- [DATA FOR THIS EXERCISE]:
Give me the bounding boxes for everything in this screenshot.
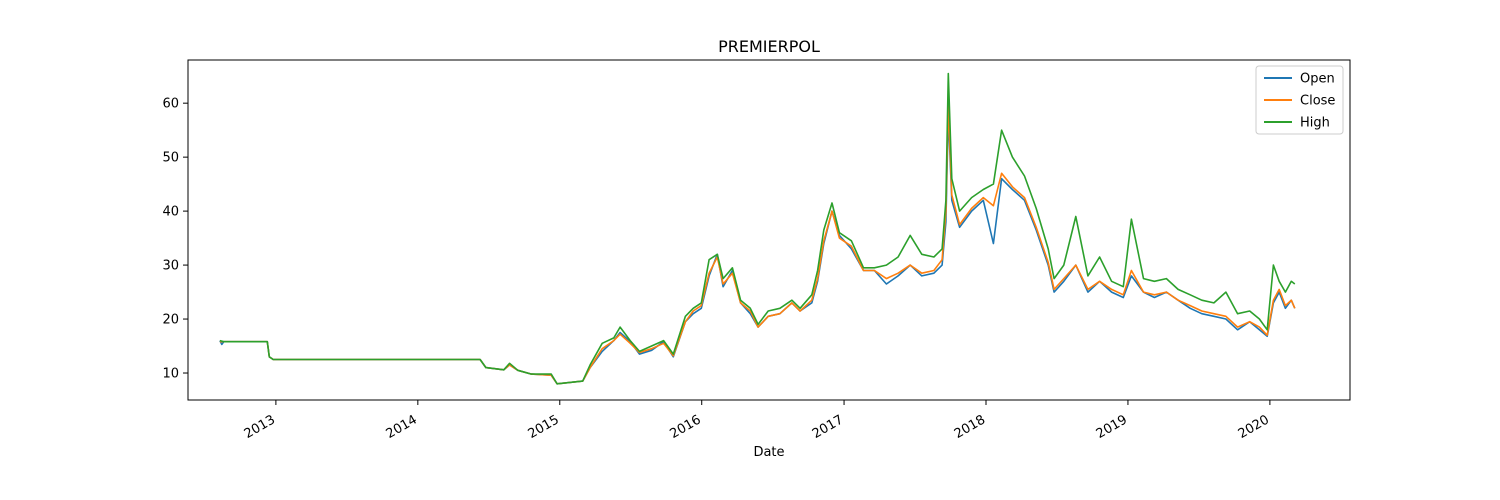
y-tick-label: 10 bbox=[162, 367, 179, 382]
x-tick-label: 2018 bbox=[952, 412, 988, 442]
x-tick-label: 2019 bbox=[1094, 412, 1130, 442]
x-tick-label: 2017 bbox=[810, 412, 846, 442]
x-tick-label: 2016 bbox=[668, 412, 704, 442]
legend: Open Close High bbox=[1255, 65, 1344, 135]
x-tick-label: 2014 bbox=[384, 412, 420, 442]
x-axis: 2013 2014 2015 2016 2017 2018 2019 2020 bbox=[242, 400, 1272, 442]
series-line-high bbox=[219, 72, 1296, 385]
y-tick-label: 40 bbox=[162, 205, 179, 220]
legend-label-high: High bbox=[1300, 116, 1330, 131]
series-line-open bbox=[219, 113, 1296, 385]
legend-label-open: Open bbox=[1300, 72, 1335, 87]
y-axis: 10 20 30 40 50 60 bbox=[162, 97, 188, 382]
legend-label-close: Close bbox=[1300, 94, 1335, 109]
y-tick-label: 60 bbox=[162, 97, 179, 112]
series-line-close bbox=[219, 102, 1296, 385]
x-axis-label: Date bbox=[753, 445, 784, 460]
plot-area-frame bbox=[187, 59, 1351, 401]
y-tick-label: 30 bbox=[162, 259, 179, 274]
y-tick-label: 50 bbox=[162, 151, 179, 166]
x-tick-label: 2013 bbox=[242, 412, 278, 442]
series-layer bbox=[219, 72, 1296, 385]
legend-box bbox=[1255, 65, 1344, 135]
x-tick-label: 2015 bbox=[526, 412, 562, 442]
x-tick-label: 2020 bbox=[1236, 412, 1272, 442]
y-tick-label: 20 bbox=[162, 313, 179, 328]
chart-title: PREMIERPOL bbox=[718, 37, 820, 56]
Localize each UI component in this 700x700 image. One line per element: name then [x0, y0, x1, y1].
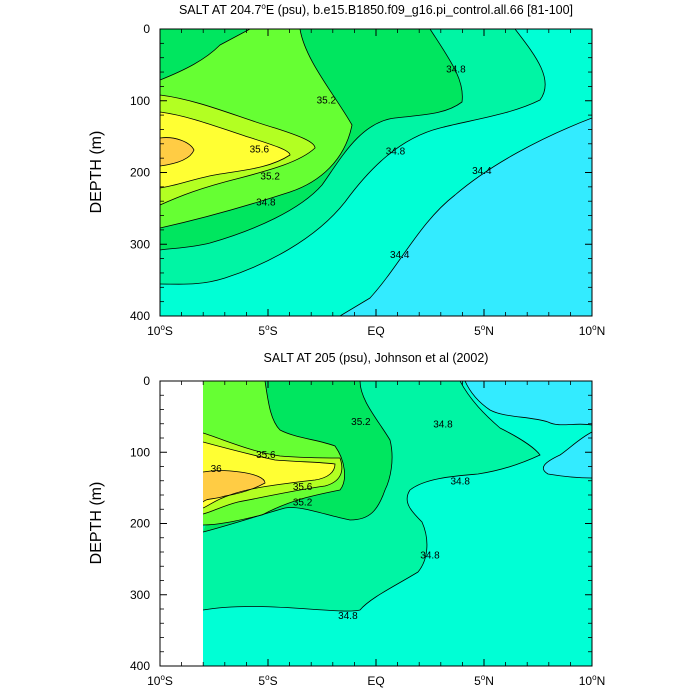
- contour-label: 34.8: [420, 550, 440, 561]
- panel1-contour-labels: 35.6 35.2 34.8 35.2 34.8 34.8 34.4 34.4: [250, 65, 492, 261]
- x-tick-label: 10oS: [147, 323, 173, 338]
- fill-gt-36: [160, 137, 194, 166]
- y-tick-label: 300: [130, 237, 150, 251]
- contour-label: 34.8: [433, 419, 453, 430]
- contour-label: 34.8: [338, 611, 358, 622]
- contour-label: 35.2: [293, 498, 313, 509]
- x-tick-label: 5oS: [258, 673, 277, 688]
- contour-label: 34.4: [472, 166, 492, 177]
- contour-label: 34.8: [386, 146, 406, 157]
- panel2-title: SALT AT 205 (psu), Johnson et al (2002): [264, 351, 489, 365]
- contour-label: 35.2: [317, 96, 337, 107]
- fill-lt-34-4: [543, 432, 592, 478]
- x-tick-label: 5oN: [474, 323, 494, 338]
- y-tick-label: 0: [143, 374, 150, 388]
- panel2-contour-lines: [203, 381, 592, 612]
- contour-label: 35.6: [256, 450, 276, 461]
- x-tick-label: EQ: [367, 674, 384, 688]
- y-tick-label: 200: [130, 166, 150, 180]
- contour-label: 35.2: [351, 417, 371, 428]
- contour-label: 36: [211, 464, 223, 475]
- contour-label: 34.8: [446, 65, 466, 76]
- y-tick-label: 400: [130, 309, 150, 323]
- x-tick-label: 10oN: [579, 673, 605, 688]
- panel1-y-axis-label: DEPTH (m): [88, 131, 105, 214]
- panel2-y-axis-label: DEPTH (m): [88, 482, 105, 565]
- observed-salinity-panel: SALT AT 205 (psu), Johnson et al (2002): [88, 351, 605, 688]
- contour-label: 35.6: [250, 144, 270, 155]
- contour-label: 35.6: [293, 482, 313, 493]
- fill-35-8-36: [160, 112, 290, 188]
- y-tick-label: 200: [130, 517, 150, 531]
- x-tick-label: 5oS: [258, 323, 277, 338]
- y-tick-label: 0: [143, 22, 150, 36]
- y-tick-label: 100: [130, 445, 150, 459]
- panel2-contour-labels: 35.6 36 35.6 35.2 35.2 34.8 34.8 34.8 34.8: [211, 417, 471, 622]
- y-tick-label: 300: [130, 588, 150, 602]
- contour-label: 34.8: [451, 476, 471, 487]
- panel2-contour-fills: 35.6 36 35.6 35.2 35.2 34.8 34.8 34.8 34.8: [203, 381, 592, 666]
- contour-label: 34.4: [390, 250, 410, 261]
- y-tick-label: 400: [130, 659, 150, 673]
- x-tick-label: 10oS: [147, 673, 173, 688]
- panel1-contour-lines: [160, 29, 592, 316]
- x-tick-label: 10oN: [579, 323, 605, 338]
- contour-label: 34.8: [256, 197, 276, 208]
- model-salinity-panel: SALT AT 204.7oE (psu), b.e15.B1850.f09_g…: [88, 2, 605, 338]
- y-tick-label: 100: [130, 94, 150, 108]
- x-tick-label: 5oN: [474, 673, 494, 688]
- x-tick-label: EQ: [367, 324, 384, 338]
- fill-lt-34-4: [465, 381, 592, 425]
- fill-gt-36: [203, 470, 265, 502]
- contour-label: 35.2: [260, 172, 280, 183]
- panel1-title: SALT AT 204.7oE (psu), b.e15.B1850.f09_g…: [179, 2, 573, 17]
- panel1-contour-fills: 35.6 35.2 34.8 35.2 34.8 34.8 34.4 34.4: [160, 29, 592, 316]
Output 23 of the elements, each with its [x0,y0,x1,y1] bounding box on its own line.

- [EXERCISE]: Reproduce every line of the records above verbatim, leaving out the pictures.

- [SOLUTION FOR THIS TASK]:
Give me the bounding boxes for everything in this screenshot.
y-tick-label: 10 bbox=[162, 367, 179, 382]
x-tick-label: 2018 bbox=[952, 412, 988, 442]
x-tick-label: 2019 bbox=[1094, 412, 1130, 442]
x-tick-label: 2017 bbox=[810, 412, 846, 442]
x-tick-label: 2016 bbox=[668, 412, 704, 442]
legend: Open Close High bbox=[1255, 65, 1344, 135]
x-tick-label: 2014 bbox=[384, 412, 420, 442]
x-axis: 2013 2014 2015 2016 2017 2018 2019 2020 bbox=[242, 400, 1272, 442]
series-line-high bbox=[219, 72, 1296, 385]
y-tick-label: 40 bbox=[162, 205, 179, 220]
legend-label-high: High bbox=[1300, 116, 1330, 131]
series-line-open bbox=[219, 113, 1296, 385]
legend-label-open: Open bbox=[1300, 72, 1335, 87]
y-axis: 10 20 30 40 50 60 bbox=[162, 97, 188, 382]
legend-label-close: Close bbox=[1300, 94, 1335, 109]
y-tick-label: 60 bbox=[162, 97, 179, 112]
series-line-close bbox=[219, 102, 1296, 385]
x-axis-label: Date bbox=[753, 445, 784, 460]
plot-area-frame bbox=[187, 59, 1351, 401]
y-tick-label: 30 bbox=[162, 259, 179, 274]
y-tick-label: 50 bbox=[162, 151, 179, 166]
x-tick-label: 2013 bbox=[242, 412, 278, 442]
series-layer bbox=[219, 72, 1296, 385]
legend-box bbox=[1255, 65, 1344, 135]
x-tick-label: 2015 bbox=[526, 412, 562, 442]
x-tick-label: 2020 bbox=[1236, 412, 1272, 442]
y-tick-label: 20 bbox=[162, 313, 179, 328]
chart-title: PREMIERPOL bbox=[718, 37, 820, 56]
Localize each UI component in this 700x700 image. One line per element: name then [x0, y0, x1, y1].
- contour-label: 34.8: [420, 550, 440, 561]
- panel1-contour-labels: 35.6 35.2 34.8 35.2 34.8 34.8 34.4 34.4: [250, 65, 492, 261]
- x-tick-label: 10oS: [147, 323, 173, 338]
- fill-gt-36: [160, 137, 194, 166]
- y-tick-label: 300: [130, 237, 150, 251]
- contour-label: 34.8: [433, 419, 453, 430]
- contour-label: 34.8: [338, 611, 358, 622]
- contour-label: 35.2: [293, 498, 313, 509]
- x-tick-label: 5oS: [258, 673, 277, 688]
- contour-label: 34.4: [472, 166, 492, 177]
- contour-label: 34.8: [386, 146, 406, 157]
- panel2-title: SALT AT 205 (psu), Johnson et al (2002): [264, 351, 489, 365]
- contour-label: 35.2: [317, 96, 337, 107]
- fill-lt-34-4: [543, 432, 592, 478]
- x-tick-label: 5oN: [474, 323, 494, 338]
- y-tick-label: 0: [143, 374, 150, 388]
- panel2-contour-lines: [203, 381, 592, 612]
- contour-label: 35.6: [256, 450, 276, 461]
- x-tick-label: EQ: [367, 674, 384, 688]
- y-tick-label: 200: [130, 166, 150, 180]
- contour-label: 35.2: [351, 417, 371, 428]
- contour-label: 36: [211, 464, 223, 475]
- contour-label: 34.8: [446, 65, 466, 76]
- y-tick-label: 400: [130, 309, 150, 323]
- x-tick-label: 10oN: [579, 673, 605, 688]
- panel1-y-axis-label: DEPTH (m): [88, 131, 105, 214]
- panel2-y-axis-label: DEPTH (m): [88, 482, 105, 565]
- observed-salinity-panel: SALT AT 205 (psu), Johnson et al (2002): [88, 351, 605, 688]
- contour-label: 35.6: [250, 144, 270, 155]
- contour-label: 35.6: [293, 482, 313, 493]
- fill-35-8-36: [160, 112, 290, 188]
- y-tick-label: 200: [130, 517, 150, 531]
- x-tick-label: 5oS: [258, 323, 277, 338]
- y-tick-label: 0: [143, 22, 150, 36]
- y-tick-label: 100: [130, 445, 150, 459]
- panel2-contour-labels: 35.6 36 35.6 35.2 35.2 34.8 34.8 34.8 34.8: [211, 417, 471, 622]
- y-tick-label: 300: [130, 588, 150, 602]
- contour-label: 34.8: [451, 476, 471, 487]
- panel2-contour-fills: 35.6 36 35.6 35.2 35.2 34.8 34.8 34.8 34.8: [203, 381, 592, 666]
- contour-label: 34.4: [390, 250, 410, 261]
- y-tick-label: 400: [130, 659, 150, 673]
- x-tick-label: 10oS: [147, 673, 173, 688]
- panel1-contour-lines: [160, 29, 592, 316]
- x-tick-label: 10oN: [579, 323, 605, 338]
- contour-label: 34.8: [256, 197, 276, 208]
- model-salinity-panel: SALT AT 204.7oE (psu), b.e15.B1850.f09_g…: [88, 2, 605, 338]
- y-tick-label: 100: [130, 94, 150, 108]
- x-tick-label: 5oN: [474, 673, 494, 688]
- x-tick-label: EQ: [367, 324, 384, 338]
- fill-lt-34-4: [465, 381, 592, 425]
- fill-gt-36: [203, 470, 265, 502]
- contour-label: 35.2: [260, 172, 280, 183]
- panel1-title: SALT AT 204.7oE (psu), b.e15.B1850.f09_g…: [179, 2, 573, 17]
- panel1-contour-fills: 35.6 35.2 34.8 35.2 34.8 34.8 34.4 34.4: [160, 29, 592, 316]
Output 23 of the elements, each with its [x0,y0,x1,y1] bounding box on its own line.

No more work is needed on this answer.